- **Exercise input**:

--

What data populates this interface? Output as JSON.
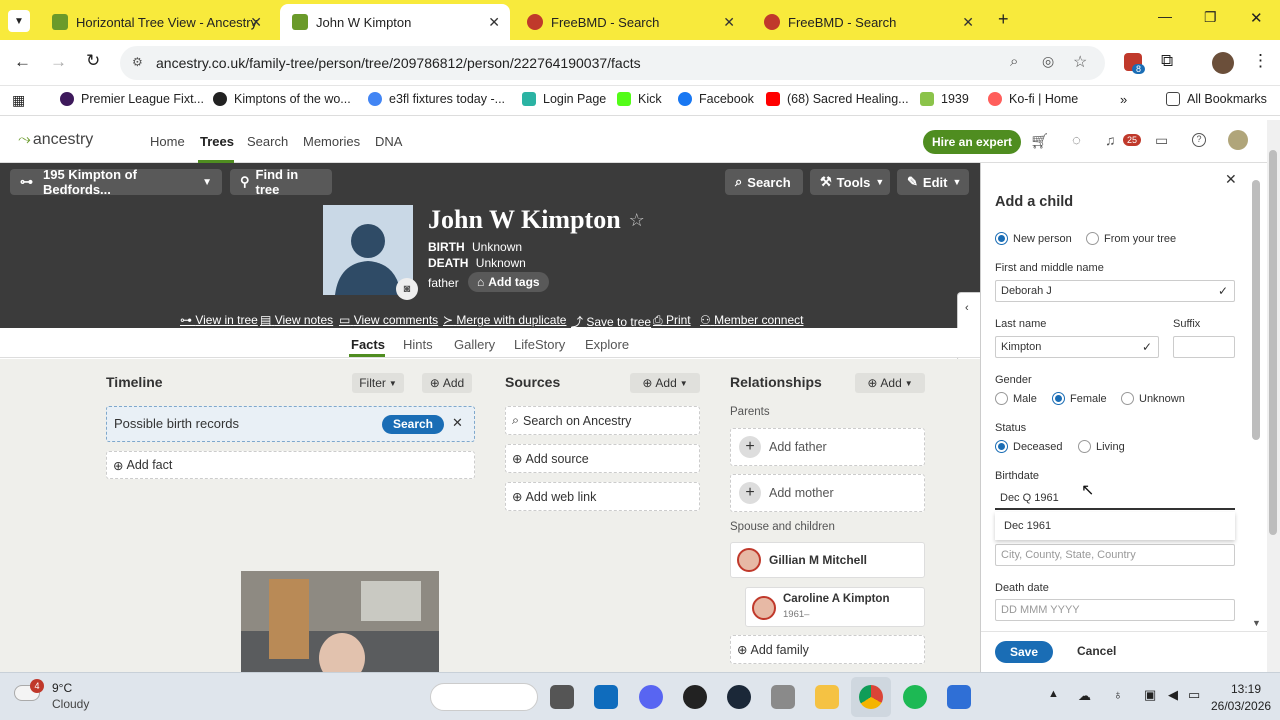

--

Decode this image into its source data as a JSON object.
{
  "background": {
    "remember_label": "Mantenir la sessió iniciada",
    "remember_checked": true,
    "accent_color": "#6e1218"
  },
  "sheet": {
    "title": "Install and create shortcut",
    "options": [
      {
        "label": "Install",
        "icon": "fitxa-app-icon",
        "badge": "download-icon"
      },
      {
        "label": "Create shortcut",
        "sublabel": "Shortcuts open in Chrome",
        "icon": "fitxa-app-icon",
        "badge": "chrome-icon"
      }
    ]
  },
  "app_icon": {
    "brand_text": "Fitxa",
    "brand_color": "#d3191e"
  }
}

--

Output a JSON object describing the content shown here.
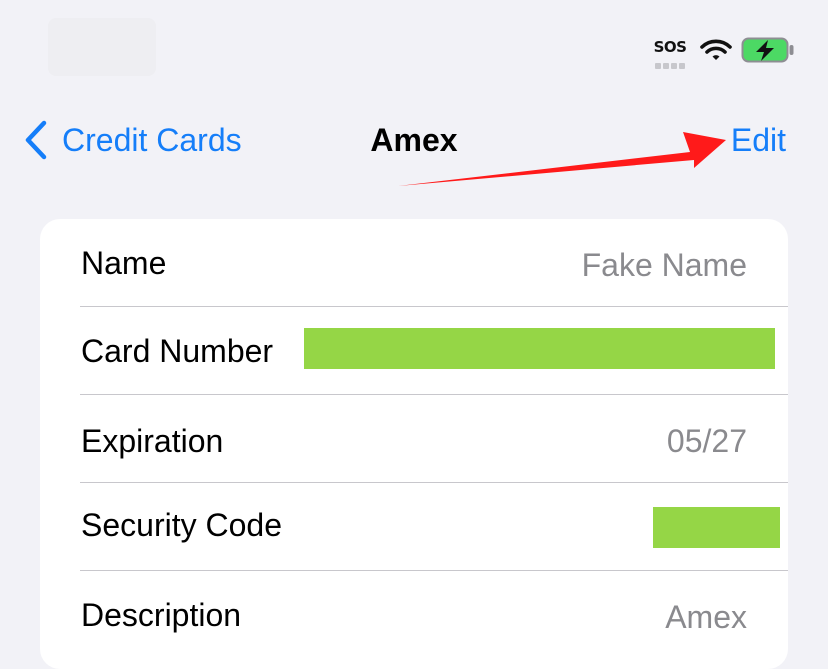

--

- **Problem to solve**: In the records above, find each line holding "Output" and copy it.

- **Result of the exercise**:
What data populates this interface? Output as JSON.
Output a JSON object describing the content shown here.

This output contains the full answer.